Prompt:
Reproduce the lines verbatim, starting at the line containing "chart-title: Crude Oil" and ending at the line containing "legend-swatch-2022 xyxy=(963,964,1057,975)", both ends included.

Input rows:
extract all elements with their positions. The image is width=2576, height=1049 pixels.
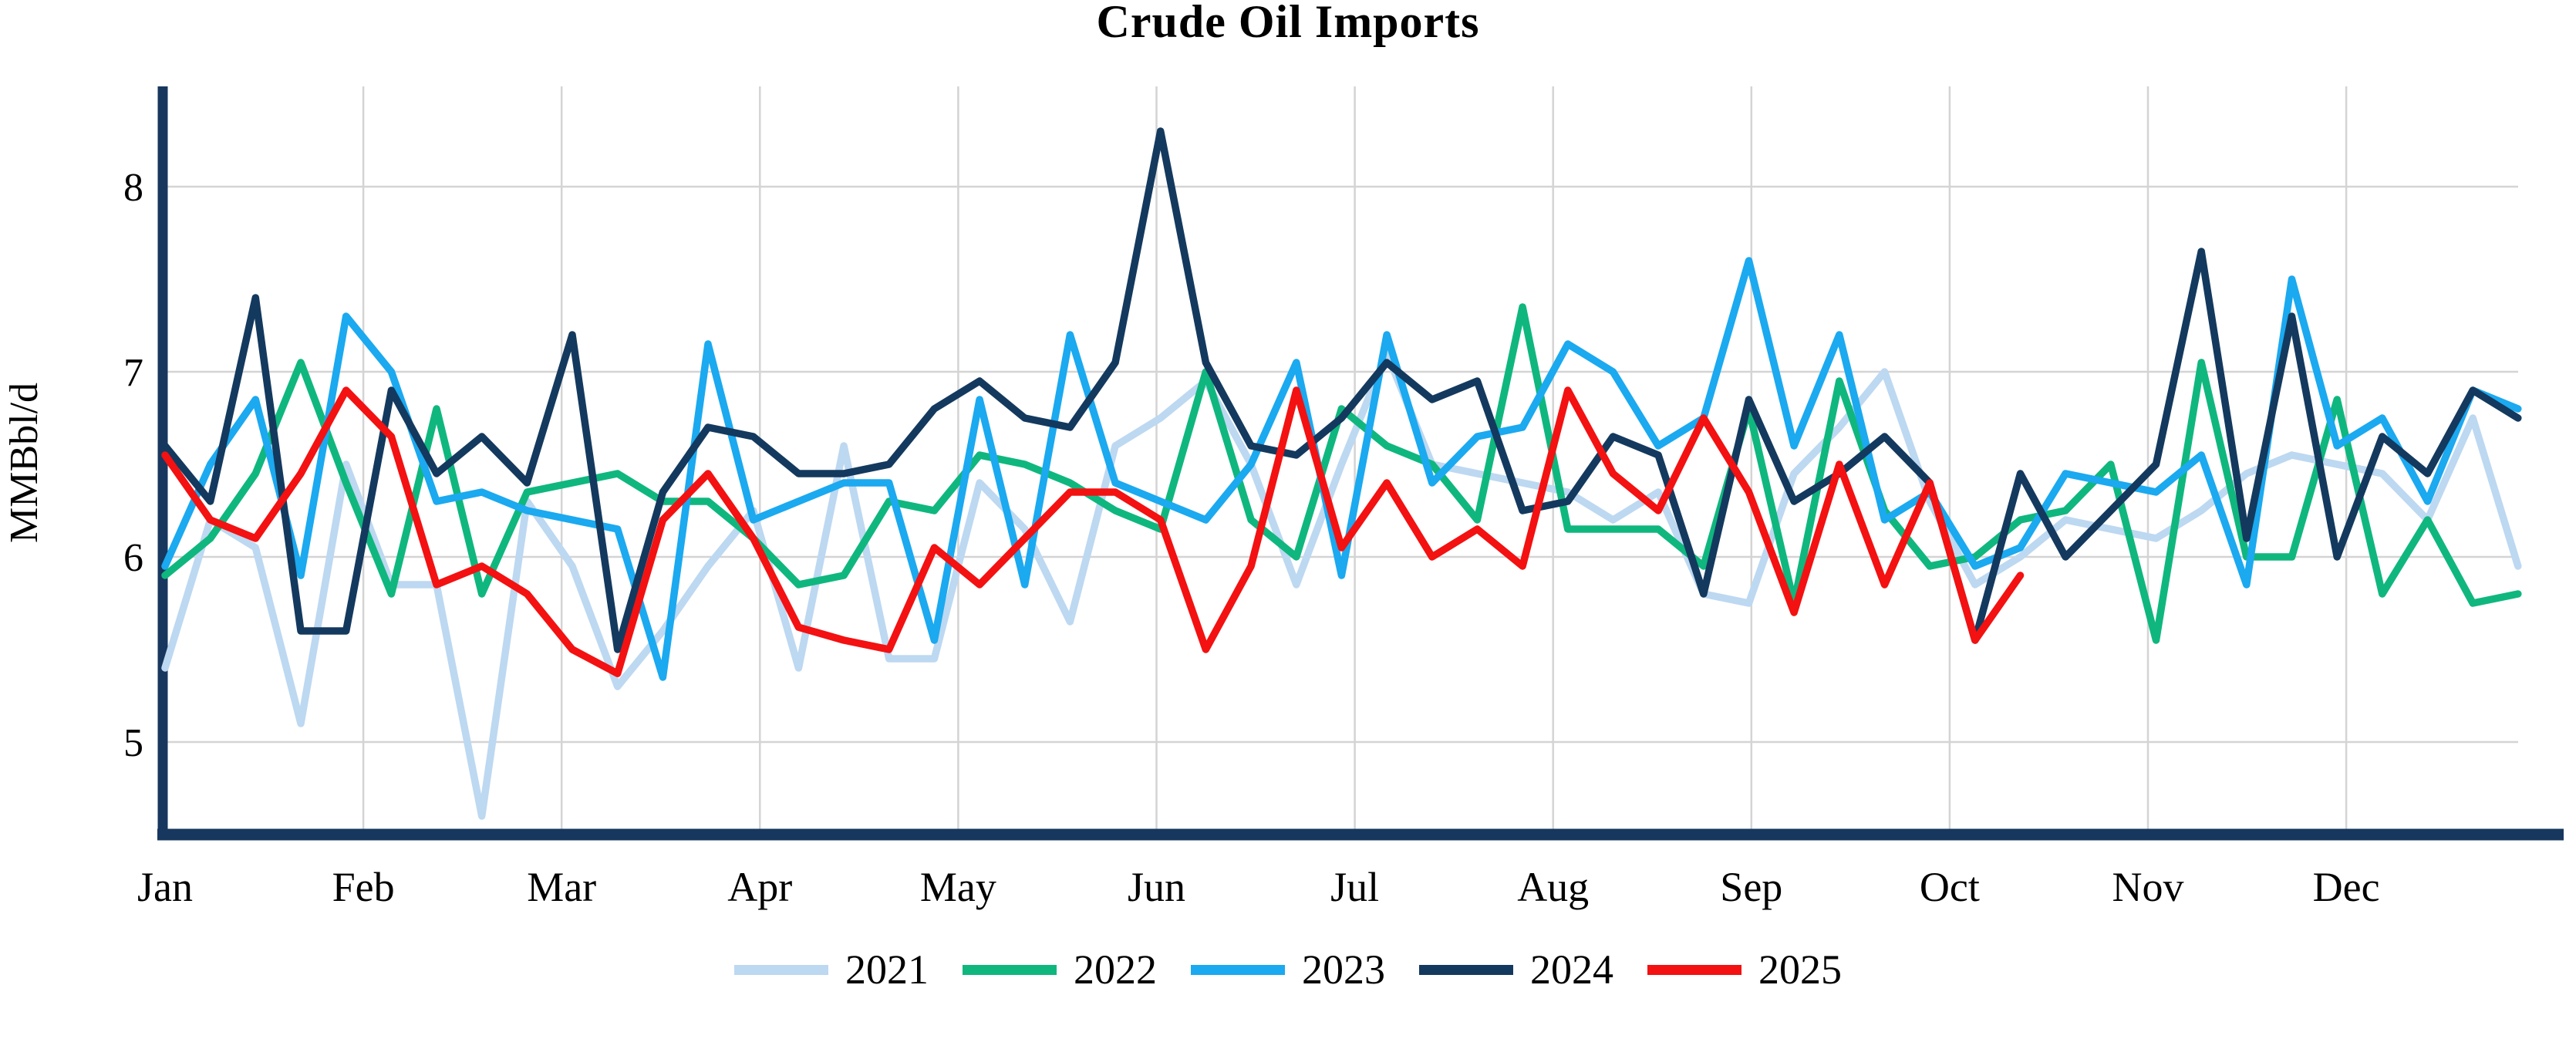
chart-title: Crude Oil Imports xyxy=(1096,0,1480,47)
series-line-2023 xyxy=(161,257,2522,681)
series-line-2022 xyxy=(161,303,2522,644)
legend-label-2022: 2022 xyxy=(1074,946,1157,993)
legend-swatch-2024 xyxy=(1419,964,1513,975)
legend: 2021 2022 2023 2024 2025 xyxy=(0,935,2576,1004)
x-tick-label: Jul xyxy=(1330,864,1379,910)
x-tick-label: Oct xyxy=(1920,864,1980,910)
legend-label-2021: 2021 xyxy=(845,946,929,993)
legend-label-2024: 2024 xyxy=(1530,946,1613,993)
y-tick-label: 5 xyxy=(123,721,143,765)
legend-item-2023: 2023 xyxy=(1191,949,1385,990)
series-line-2025 xyxy=(161,386,2025,677)
series-line-2024 xyxy=(161,127,2522,653)
x-tick-label: Dec xyxy=(2313,864,2380,910)
y-tick-label: 8 xyxy=(123,166,143,210)
legend-swatch-2022 xyxy=(963,964,1057,975)
x-tick-label: May xyxy=(920,864,996,910)
x-tick-label: Aug xyxy=(1517,864,1589,910)
x-tick-label: Mar xyxy=(527,864,596,910)
x-tick-label: Nov xyxy=(2112,864,2184,910)
y-tick-label: 6 xyxy=(123,536,143,580)
x-tick-label: Jun xyxy=(1128,864,1185,910)
x-tick-label: Sep xyxy=(1720,864,1782,910)
legend-item-2021: 2021 xyxy=(734,949,929,990)
legend-swatch-2025 xyxy=(1647,964,1741,975)
legend-item-2025: 2025 xyxy=(1647,949,1842,990)
legend-label-2023: 2023 xyxy=(1302,946,1385,993)
legend-swatch-2023 xyxy=(1191,964,1285,975)
x-tick-label: Feb xyxy=(332,864,395,910)
x-tick-label: Apr xyxy=(727,864,792,910)
y-tick-label: 7 xyxy=(123,351,143,395)
x-tick-label: Jan xyxy=(137,864,193,910)
legend-item-2022: 2022 xyxy=(963,949,1157,990)
legend-item-2024: 2024 xyxy=(1419,949,1613,990)
legend-label-2025: 2025 xyxy=(1758,946,1842,993)
legend-swatch-2021 xyxy=(734,964,828,975)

Solution:
chart-title: Crude Oil Imports xyxy=(1096,0,1480,47)
series-line-2023 xyxy=(161,257,2522,681)
series-line-2022 xyxy=(161,303,2522,644)
legend-label-2022: 2022 xyxy=(1074,946,1157,993)
legend-swatch-2024 xyxy=(1419,964,1513,975)
legend: 2021 2022 2023 2024 2025 xyxy=(0,935,2576,1004)
x-tick-label: Jul xyxy=(1330,864,1379,910)
x-tick-label: Oct xyxy=(1920,864,1980,910)
legend-label-2021: 2021 xyxy=(845,946,929,993)
legend-label-2024: 2024 xyxy=(1530,946,1613,993)
y-tick-label: 5 xyxy=(123,721,143,765)
legend-item-2023: 2023 xyxy=(1191,949,1385,990)
series-line-2025 xyxy=(161,386,2025,677)
series-line-2024 xyxy=(161,127,2522,653)
x-tick-label: Dec xyxy=(2313,864,2380,910)
y-tick-label: 8 xyxy=(123,166,143,210)
legend-swatch-2022 xyxy=(963,964,1057,975)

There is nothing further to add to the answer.